以下のレコードをすべて、各行を一字も変えずにもう一度書き出してください。画像は解答に含めない。

**データセットの行:**
··········

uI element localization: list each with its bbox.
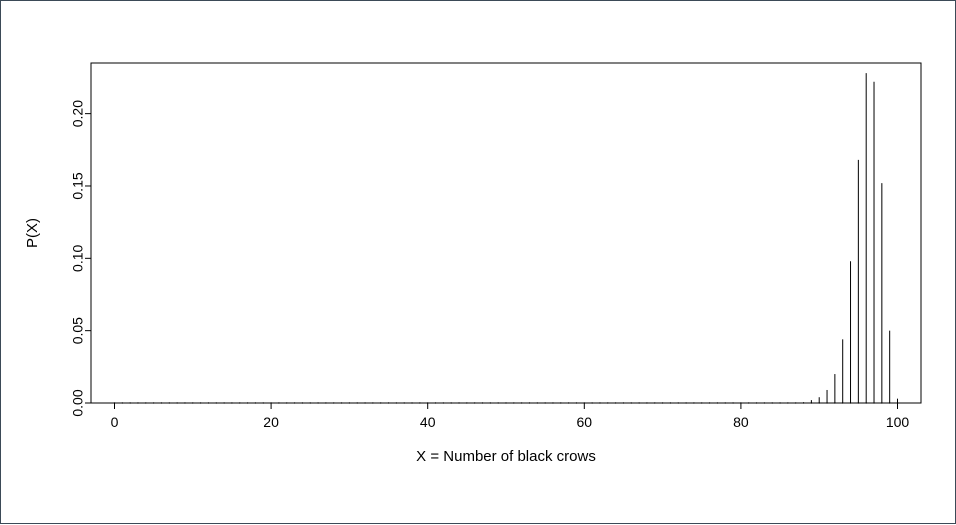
x-tick-label: 100: [886, 414, 910, 430]
x-tick-label: 20: [263, 414, 279, 430]
y-axis-label: P(X): [24, 218, 41, 248]
x-tick-label: 80: [733, 414, 749, 430]
zero-baseline-dots: [114, 402, 898, 403]
x-tick-label: 40: [420, 414, 436, 430]
plot-box: [91, 63, 921, 403]
x-axis-label: X = Number of black crows: [416, 448, 596, 465]
y-tick-label: 0.20: [70, 100, 86, 127]
x-tick-label: 60: [577, 414, 593, 430]
probability-histogram: 0 20 40 60 80 100 0.00 0.05 0.10 0.15 0.20 X = Numb…: [1, 1, 956, 525]
y-tick-label: 0.15: [70, 172, 86, 199]
y-tick-label: 0.00: [70, 389, 86, 416]
outer-frame: 0 20 40 60 80 100 0.00 0.05 0.10 0.15 0.20 X = Numb…: [0, 0, 956, 524]
y-tick-label: 0.05: [70, 317, 86, 344]
y-tick-label: 0.10: [70, 244, 86, 271]
x-tick-label: 0: [111, 414, 119, 430]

··········

**この課題の解答:**
uI element localization: list each with its bbox.
x-tick-label: 100: [886, 414, 910, 430]
x-tick-label: 20: [263, 414, 279, 430]
y-axis-label: P(X): [24, 218, 41, 248]
x-tick-label: 80: [733, 414, 749, 430]
zero-baseline-dots: [114, 402, 898, 403]
x-tick-label: 40: [420, 414, 436, 430]
plot-box: [91, 63, 921, 403]
x-axis-label: X = Number of black crows: [416, 448, 596, 465]
y-tick-label: 0.20: [70, 100, 86, 127]
x-tick-label: 60: [577, 414, 593, 430]
probability-histogram: 0 20 40 60 80 100 0.00 0.05 0.10 0.15 0.20 X = Numb…: [1, 1, 956, 525]
y-tick-label: 0.15: [70, 172, 86, 199]
y-tick-label: 0.00: [70, 389, 86, 416]
outer-frame: 0 20 40 60 80 100 0.00 0.05 0.10 0.15 0.20 X = Numb…: [0, 0, 956, 524]
y-tick-label: 0.05: [70, 317, 86, 344]
y-tick-label: 0.10: [70, 244, 86, 271]
x-tick-label: 0: [111, 414, 119, 430]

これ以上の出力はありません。